Problem to solve:
Return the whole listing unchanged. Drop the images.

Provided records:
________________________
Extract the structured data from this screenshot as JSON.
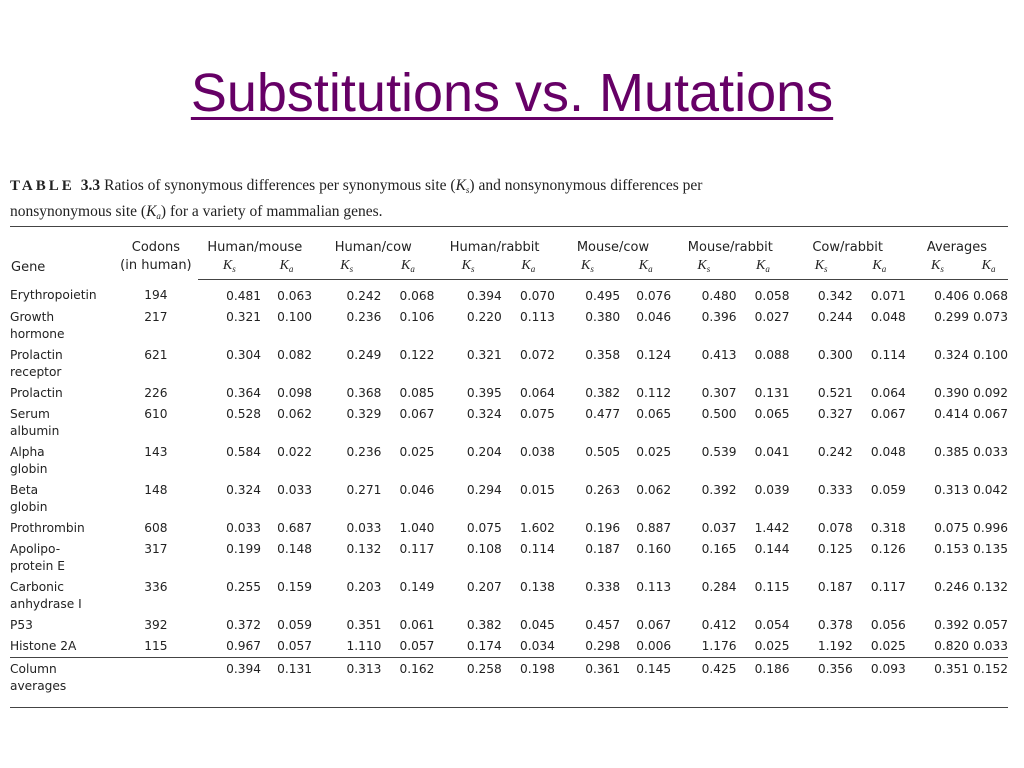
{
  "title": "Substitutions vs. Mutations",
  "caption": {
    "label": "TABLE",
    "number": "3.3",
    "text_before_ks": "Ratios of synonymous differences per synonymous site (",
    "ks_symbol": "K",
    "ks_sub": "s",
    "text_between": ") and nonsynonymous differences per nonsynonymous site (",
    "ka_symbol": "K",
    "ka_sub": "a",
    "text_after": ") for a variety of mammalian genes."
  },
  "table": {
    "header_gene": "Gene",
    "header_codons_line1": "Codons",
    "header_codons_line2": "(in human)",
    "groups": [
      "Human/mouse",
      "Human/cow",
      "Human/rabbit",
      "Mouse/cow",
      "Mouse/rabbit",
      "Cow/rabbit",
      "Averages"
    ],
    "sub_ks": "K",
    "sub_ks_sub": "s",
    "sub_ka": "K",
    "sub_ka_sub": "a",
    "rows": [
      {
        "gene": [
          "Erythropoietin"
        ],
        "codons": "194",
        "values": [
          "0.481",
          "0.063",
          "0.242",
          "0.068",
          "0.394",
          "0.070",
          "0.495",
          "0.076",
          "0.480",
          "0.058",
          "0.342",
          "0.071",
          "0.406",
          "0.068"
        ]
      },
      {
        "gene": [
          "Growth",
          "hormone"
        ],
        "codons": "217",
        "values": [
          "0.321",
          "0.100",
          "0.236",
          "0.106",
          "0.220",
          "0.113",
          "0.380",
          "0.046",
          "0.396",
          "0.027",
          "0.244",
          "0.048",
          "0.299",
          "0.073"
        ]
      },
      {
        "gene": [
          "Prolactin",
          "receptor"
        ],
        "codons": "621",
        "values": [
          "0.304",
          "0.082",
          "0.249",
          "0.122",
          "0.321",
          "0.072",
          "0.358",
          "0.124",
          "0.413",
          "0.088",
          "0.300",
          "0.114",
          "0.324",
          "0.100"
        ]
      },
      {
        "gene": [
          "Prolactin"
        ],
        "codons": "226",
        "values": [
          "0.364",
          "0.098",
          "0.368",
          "0.085",
          "0.395",
          "0.064",
          "0.382",
          "0.112",
          "0.307",
          "0.131",
          "0.521",
          "0.064",
          "0.390",
          "0.092"
        ]
      },
      {
        "gene": [
          "Serum",
          "albumin"
        ],
        "codons": "610",
        "values": [
          "0.528",
          "0.062",
          "0.329",
          "0.067",
          "0.324",
          "0.075",
          "0.477",
          "0.065",
          "0.500",
          "0.065",
          "0.327",
          "0.067",
          "0.414",
          "0.067"
        ]
      },
      {
        "gene": [
          "Alpha",
          "globin"
        ],
        "codons": "143",
        "values": [
          "0.584",
          "0.022",
          "0.236",
          "0.025",
          "0.204",
          "0.038",
          "0.505",
          "0.025",
          "0.539",
          "0.041",
          "0.242",
          "0.048",
          "0.385",
          "0.033"
        ]
      },
      {
        "gene": [
          "Beta",
          "globin"
        ],
        "codons": "148",
        "values": [
          "0.324",
          "0.033",
          "0.271",
          "0.046",
          "0.294",
          "0.015",
          "0.263",
          "0.062",
          "0.392",
          "0.039",
          "0.333",
          "0.059",
          "0.313",
          "0.042"
        ]
      },
      {
        "gene": [
          "Prothrombin"
        ],
        "codons": "608",
        "values": [
          "0.033",
          "0.687",
          "0.033",
          "1.040",
          "0.075",
          "1.602",
          "0.196",
          "0.887",
          "0.037",
          "1.442",
          "0.078",
          "0.318",
          "0.075",
          "0.996"
        ]
      },
      {
        "gene": [
          "Apolipo-",
          "protein E"
        ],
        "codons": "317",
        "values": [
          "0.199",
          "0.148",
          "0.132",
          "0.117",
          "0.108",
          "0.114",
          "0.187",
          "0.160",
          "0.165",
          "0.144",
          "0.125",
          "0.126",
          "0.153",
          "0.135"
        ]
      },
      {
        "gene": [
          "Carbonic",
          "anhydrase I"
        ],
        "codons": "336",
        "values": [
          "0.255",
          "0.159",
          "0.203",
          "0.149",
          "0.207",
          "0.138",
          "0.338",
          "0.113",
          "0.284",
          "0.115",
          "0.187",
          "0.117",
          "0.246",
          "0.132"
        ]
      },
      {
        "gene": [
          "P53"
        ],
        "codons": "392",
        "values": [
          "0.372",
          "0.059",
          "0.351",
          "0.061",
          "0.382",
          "0.045",
          "0.457",
          "0.067",
          "0.412",
          "0.054",
          "0.378",
          "0.056",
          "0.392",
          "0.057"
        ]
      },
      {
        "gene": [
          "Histone 2A"
        ],
        "codons": "115",
        "values": [
          "0.967",
          "0.057",
          "1.110",
          "0.057",
          "0.174",
          "0.034",
          "0.298",
          "0.006",
          "1.176",
          "0.025",
          "1.192",
          "0.025",
          "0.820",
          "0.033"
        ]
      }
    ],
    "average_row": {
      "gene": [
        "Column",
        "averages"
      ],
      "codons": "",
      "values": [
        "0.394",
        "0.131",
        "0.313",
        "0.162",
        "0.258",
        "0.198",
        "0.361",
        "0.145",
        "0.425",
        "0.186",
        "0.356",
        "0.093",
        "0.351",
        "0.152"
      ]
    }
  }
}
________________________
Your solution:
Extract the structured data from this screenshot as JSON.
{
  "title": "Substitutions vs. Mutations",
  "caption": {
    "label": "TABLE",
    "number": "3.3",
    "text_before_ks": "Ratios of synonymous differences per synonymous site (",
    "ks_symbol": "K",
    "ks_sub": "s",
    "text_between": ") and nonsynonymous differences per nonsynonymous site (",
    "ka_symbol": "K",
    "ka_sub": "a",
    "text_after": ") for a variety of mammalian genes."
  },
  "table": {
    "header_gene": "Gene",
    "header_codons_line1": "Codons",
    "header_codons_line2": "(in human)",
    "groups": [
      "Human/mouse",
      "Human/cow",
      "Human/rabbit",
      "Mouse/cow",
      "Mouse/rabbit",
      "Cow/rabbit",
      "Averages"
    ],
    "sub_ks": "K",
    "sub_ks_sub": "s",
    "sub_ka": "K",
    "sub_ka_sub": "a",
    "rows": [
      {
        "gene": [
          "Erythropoietin"
        ],
        "codons": "194",
        "values": [
          "0.481",
          "0.063",
          "0.242",
          "0.068",
          "0.394",
          "0.070",
          "0.495",
          "0.076",
          "0.480",
          "0.058",
          "0.342",
          "0.071",
          "0.406",
          "0.068"
        ]
      },
      {
        "gene": [
          "Growth",
          "hormone"
        ],
        "codons": "217",
        "values": [
          "0.321",
          "0.100",
          "0.236",
          "0.106",
          "0.220",
          "0.113",
          "0.380",
          "0.046",
          "0.396",
          "0.027",
          "0.244",
          "0.048",
          "0.299",
          "0.073"
        ]
      },
      {
        "gene": [
          "Prolactin",
          "receptor"
        ],
        "codons": "621",
        "values": [
          "0.304",
          "0.082",
          "0.249",
          "0.122",
          "0.321",
          "0.072",
          "0.358",
          "0.124",
          "0.413",
          "0.088",
          "0.300",
          "0.114",
          "0.324",
          "0.100"
        ]
      },
      {
        "gene": [
          "Prolactin"
        ],
        "codons": "226",
        "values": [
          "0.364",
          "0.098",
          "0.368",
          "0.085",
          "0.395",
          "0.064",
          "0.382",
          "0.112",
          "0.307",
          "0.131",
          "0.521",
          "0.064",
          "0.390",
          "0.092"
        ]
      },
      {
        "gene": [
          "Serum",
          "albumin"
        ],
        "codons": "610",
        "values": [
          "0.528",
          "0.062",
          "0.329",
          "0.067",
          "0.324",
          "0.075",
          "0.477",
          "0.065",
          "0.500",
          "0.065",
          "0.327",
          "0.067",
          "0.414",
          "0.067"
        ]
      },
      {
        "gene": [
          "Alpha",
          "globin"
        ],
        "codons": "143",
        "values": [
          "0.584",
          "0.022",
          "0.236",
          "0.025",
          "0.204",
          "0.038",
          "0.505",
          "0.025",
          "0.539",
          "0.041",
          "0.242",
          "0.048",
          "0.385",
          "0.033"
        ]
      },
      {
        "gene": [
          "Beta",
          "globin"
        ],
        "codons": "148",
        "values": [
          "0.324",
          "0.033",
          "0.271",
          "0.046",
          "0.294",
          "0.015",
          "0.263",
          "0.062",
          "0.392",
          "0.039",
          "0.333",
          "0.059",
          "0.313",
          "0.042"
        ]
      },
      {
        "gene": [
          "Prothrombin"
        ],
        "codons": "608",
        "values": [
          "0.033",
          "0.687",
          "0.033",
          "1.040",
          "0.075",
          "1.602",
          "0.196",
          "0.887",
          "0.037",
          "1.442",
          "0.078",
          "0.318",
          "0.075",
          "0.996"
        ]
      },
      {
        "gene": [
          "Apolipo-",
          "protein E"
        ],
        "codons": "317",
        "values": [
          "0.199",
          "0.148",
          "0.132",
          "0.117",
          "0.108",
          "0.114",
          "0.187",
          "0.160",
          "0.165",
          "0.144",
          "0.125",
          "0.126",
          "0.153",
          "0.135"
        ]
      },
      {
        "gene": [
          "Carbonic",
          "anhydrase I"
        ],
        "codons": "336",
        "values": [
          "0.255",
          "0.159",
          "0.203",
          "0.149",
          "0.207",
          "0.138",
          "0.338",
          "0.113",
          "0.284",
          "0.115",
          "0.187",
          "0.117",
          "0.246",
          "0.132"
        ]
      },
      {
        "gene": [
          "P53"
        ],
        "codons": "392",
        "values": [
          "0.372",
          "0.059",
          "0.351",
          "0.061",
          "0.382",
          "0.045",
          "0.457",
          "0.067",
          "0.412",
          "0.054",
          "0.378",
          "0.056",
          "0.392",
          "0.057"
        ]
      },
      {
        "gene": [
          "Histone 2A"
        ],
        "codons": "115",
        "values": [
          "0.967",
          "0.057",
          "1.110",
          "0.057",
          "0.174",
          "0.034",
          "0.298",
          "0.006",
          "1.176",
          "0.025",
          "1.192",
          "0.025",
          "0.820",
          "0.033"
        ]
      }
    ],
    "average_row": {
      "gene": [
        "Column",
        "averages"
      ],
      "codons": "",
      "values": [
        "0.394",
        "0.131",
        "0.313",
        "0.162",
        "0.258",
        "0.198",
        "0.361",
        "0.145",
        "0.425",
        "0.186",
        "0.356",
        "0.093",
        "0.351",
        "0.152"
      ]
    }
  }
}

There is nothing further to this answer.